** start of Exercise input **

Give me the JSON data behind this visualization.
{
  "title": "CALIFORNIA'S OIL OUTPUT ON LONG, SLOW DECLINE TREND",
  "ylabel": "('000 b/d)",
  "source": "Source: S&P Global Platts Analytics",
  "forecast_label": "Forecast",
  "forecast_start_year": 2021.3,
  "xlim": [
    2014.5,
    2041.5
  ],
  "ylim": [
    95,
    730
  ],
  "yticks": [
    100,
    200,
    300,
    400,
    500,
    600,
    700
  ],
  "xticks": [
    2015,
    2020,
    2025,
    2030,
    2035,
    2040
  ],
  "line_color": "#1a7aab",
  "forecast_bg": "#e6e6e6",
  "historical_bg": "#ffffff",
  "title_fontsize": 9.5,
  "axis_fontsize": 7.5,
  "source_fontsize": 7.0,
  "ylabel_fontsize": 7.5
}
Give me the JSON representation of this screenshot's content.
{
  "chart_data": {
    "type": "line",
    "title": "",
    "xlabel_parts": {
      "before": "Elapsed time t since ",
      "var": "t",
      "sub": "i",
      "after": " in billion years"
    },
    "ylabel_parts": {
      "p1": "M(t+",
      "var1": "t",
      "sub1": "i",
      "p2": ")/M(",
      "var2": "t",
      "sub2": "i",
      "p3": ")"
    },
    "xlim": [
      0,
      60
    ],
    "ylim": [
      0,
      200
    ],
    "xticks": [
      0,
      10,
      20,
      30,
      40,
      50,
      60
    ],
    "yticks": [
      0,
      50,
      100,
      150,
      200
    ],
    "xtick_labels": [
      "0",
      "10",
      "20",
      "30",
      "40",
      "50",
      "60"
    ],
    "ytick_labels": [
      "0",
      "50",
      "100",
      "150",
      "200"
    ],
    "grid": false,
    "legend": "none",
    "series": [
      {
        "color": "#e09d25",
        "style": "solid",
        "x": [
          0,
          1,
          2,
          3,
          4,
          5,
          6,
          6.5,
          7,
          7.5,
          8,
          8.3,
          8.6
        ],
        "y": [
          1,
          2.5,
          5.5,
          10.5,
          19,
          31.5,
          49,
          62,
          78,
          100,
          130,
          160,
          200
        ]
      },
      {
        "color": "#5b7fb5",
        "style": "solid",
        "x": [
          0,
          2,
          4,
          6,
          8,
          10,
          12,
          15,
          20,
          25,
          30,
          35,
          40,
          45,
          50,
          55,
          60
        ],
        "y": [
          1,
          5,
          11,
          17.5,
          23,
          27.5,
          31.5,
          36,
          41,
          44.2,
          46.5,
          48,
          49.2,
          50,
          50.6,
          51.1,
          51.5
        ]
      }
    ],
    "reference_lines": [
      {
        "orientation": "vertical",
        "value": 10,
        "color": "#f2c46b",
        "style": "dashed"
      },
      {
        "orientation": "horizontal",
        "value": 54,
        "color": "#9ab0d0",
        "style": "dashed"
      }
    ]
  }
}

** end of Exercise input **

### [Problem]
Copy out every line that includes the word "orientation".

### [The response]
        "orientation": "vertical",
        "orientation": "horizontal",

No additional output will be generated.